Print out every line, exactly as written.
···
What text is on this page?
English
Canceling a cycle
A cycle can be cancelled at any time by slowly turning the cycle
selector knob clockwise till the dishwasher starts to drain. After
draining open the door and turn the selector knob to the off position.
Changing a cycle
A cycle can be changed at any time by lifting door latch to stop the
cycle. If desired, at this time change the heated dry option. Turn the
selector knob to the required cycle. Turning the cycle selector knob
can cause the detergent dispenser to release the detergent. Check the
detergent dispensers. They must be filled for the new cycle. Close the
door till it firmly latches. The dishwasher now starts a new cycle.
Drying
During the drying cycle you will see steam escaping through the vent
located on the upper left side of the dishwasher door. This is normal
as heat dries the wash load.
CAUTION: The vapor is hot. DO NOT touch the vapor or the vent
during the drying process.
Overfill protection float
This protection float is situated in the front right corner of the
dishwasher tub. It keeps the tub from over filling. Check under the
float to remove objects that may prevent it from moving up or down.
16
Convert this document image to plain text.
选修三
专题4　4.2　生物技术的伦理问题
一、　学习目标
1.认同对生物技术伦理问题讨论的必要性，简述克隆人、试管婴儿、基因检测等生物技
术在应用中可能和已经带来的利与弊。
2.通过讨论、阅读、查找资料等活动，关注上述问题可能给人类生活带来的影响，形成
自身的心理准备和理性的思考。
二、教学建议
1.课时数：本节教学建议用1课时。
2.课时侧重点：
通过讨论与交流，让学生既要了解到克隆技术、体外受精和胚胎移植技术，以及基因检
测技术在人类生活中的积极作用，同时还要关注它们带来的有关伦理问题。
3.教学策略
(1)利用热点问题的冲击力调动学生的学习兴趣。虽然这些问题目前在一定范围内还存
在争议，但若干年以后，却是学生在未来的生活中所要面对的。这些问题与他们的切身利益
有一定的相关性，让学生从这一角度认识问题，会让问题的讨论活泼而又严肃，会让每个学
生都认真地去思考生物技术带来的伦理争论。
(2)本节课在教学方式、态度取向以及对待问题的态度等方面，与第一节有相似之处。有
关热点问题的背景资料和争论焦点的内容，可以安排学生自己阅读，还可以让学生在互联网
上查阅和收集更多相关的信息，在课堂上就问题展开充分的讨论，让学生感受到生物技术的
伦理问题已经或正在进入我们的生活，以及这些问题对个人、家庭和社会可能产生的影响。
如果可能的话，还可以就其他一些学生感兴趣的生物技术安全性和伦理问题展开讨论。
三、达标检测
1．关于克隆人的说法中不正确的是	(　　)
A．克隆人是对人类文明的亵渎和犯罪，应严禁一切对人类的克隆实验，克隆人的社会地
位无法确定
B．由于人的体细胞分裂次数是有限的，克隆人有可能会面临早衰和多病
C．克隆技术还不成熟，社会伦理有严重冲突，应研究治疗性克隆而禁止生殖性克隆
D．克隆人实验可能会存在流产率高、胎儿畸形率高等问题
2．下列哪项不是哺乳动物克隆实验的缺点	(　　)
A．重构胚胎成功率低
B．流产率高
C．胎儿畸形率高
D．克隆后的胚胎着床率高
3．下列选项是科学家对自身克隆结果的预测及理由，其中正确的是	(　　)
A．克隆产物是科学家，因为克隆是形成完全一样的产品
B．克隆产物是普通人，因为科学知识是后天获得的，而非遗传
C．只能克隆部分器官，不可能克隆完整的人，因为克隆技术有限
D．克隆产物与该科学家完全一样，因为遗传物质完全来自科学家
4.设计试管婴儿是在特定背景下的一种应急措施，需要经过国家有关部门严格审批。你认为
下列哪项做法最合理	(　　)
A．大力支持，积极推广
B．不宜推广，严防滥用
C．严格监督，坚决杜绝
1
···
TASK RESULT:
What text is on this page?
English
Canceling a cycle
A cycle can be cancelled at any time by slowly turning the cycle
selector knob clockwise till the dishwasher starts to drain. After
draining open the door and turn the selector knob to the off position.
Changing a cycle
A cycle can be changed at any time by lifting door latch to stop the
cycle. If desired, at this time change the heated dry option. Turn the
selector knob to the required cycle. Turning the cycle selector knob
can cause the detergent dispenser to release the detergent. Check the
detergent dispensers. They must be filled for the new cycle. Close the
door till it firmly latches. The dishwasher now starts a new cycle.
Drying
During the drying cycle you will see steam escaping through the vent
located on the upper left side of the dishwasher door. This is normal
as heat dries the wash load.
CAUTION: The vapor is hot. DO NOT touch the vapor or the vent
during the drying process.
Overfill protection float
This protection float is situated in the front right corner of the
dishwasher tub. It keeps the tub from over filling. Check under the
float to remove objects that may prevent it from moving up or down.
16
Convert this document image to plain text.
选修三
专题4　4.2　生物技术的伦理问题
一、　学习目标
1.认同对生物技术伦理问题讨论的必要性，简述克隆人、试管婴儿、基因检测等生物技
术在应用中可能和已经带来的利与弊。
2.通过讨论、阅读、查找资料等活动，关注上述问题可能给人类生活带来的影响，形成
自身的心理准备和理性的思考。
二、教学建议
1.课时数：本节教学建议用1课时。
2.课时侧重点：
通过讨论与交流，让学生既要了解到克隆技术、体外受精和胚胎移植技术，以及基因检
测技术在人类生活中的积极作用，同时还要关注它们带来的有关伦理问题。
3.教学策略
(1)利用热点问题的冲击力调动学生的学习兴趣。虽然这些问题目前在一定范围内还存
在争议，但若干年以后，却是学生在未来的生活中所要面对的。这些问题与他们的切身利益
有一定的相关性，让学生从这一角度认识问题，会让问题的讨论活泼而又严肃，会让每个学
生都认真地去思考生物技术带来的伦理争论。
(2)本节课在教学方式、态度取向以及对待问题的态度等方面，与第一节有相似之处。有
关热点问题的背景资料和争论焦点的内容，可以安排学生自己阅读，还可以让学生在互联网
上查阅和收集更多相关的信息，在课堂上就问题展开充分的讨论，让学生感受到生物技术的
伦理问题已经或正在进入我们的生活，以及这些问题对个人、家庭和社会可能产生的影响。
如果可能的话，还可以就其他一些学生感兴趣的生物技术安全性和伦理问题展开讨论。
三、达标检测
1．关于克隆人的说法中不正确的是	(　　)
A．克隆人是对人类文明的亵渎和犯罪，应严禁一切对人类的克隆实验，克隆人的社会地
位无法确定
B．由于人的体细胞分裂次数是有限的，克隆人有可能会面临早衰和多病
C．克隆技术还不成熟，社会伦理有严重冲突，应研究治疗性克隆而禁止生殖性克隆
D．克隆人实验可能会存在流产率高、胎儿畸形率高等问题
2．下列哪项不是哺乳动物克隆实验的缺点	(　　)
A．重构胚胎成功率低
B．流产率高
C．胎儿畸形率高
D．克隆后的胚胎着床率高
3．下列选项是科学家对自身克隆结果的预测及理由，其中正确的是	(　　)
A．克隆产物是科学家，因为克隆是形成完全一样的产品
B．克隆产物是普通人，因为科学知识是后天获得的，而非遗传
C．只能克隆部分器官，不可能克隆完整的人，因为克隆技术有限
D．克隆产物与该科学家完全一样，因为遗传物质完全来自科学家
4.设计试管婴儿是在特定背景下的一种应急措施，需要经过国家有关部门严格审批。你认为
下列哪项做法最合理	(　　)
A．大力支持，积极推广
B．不宜推广，严防滥用
C．严格监督，坚决杜绝
1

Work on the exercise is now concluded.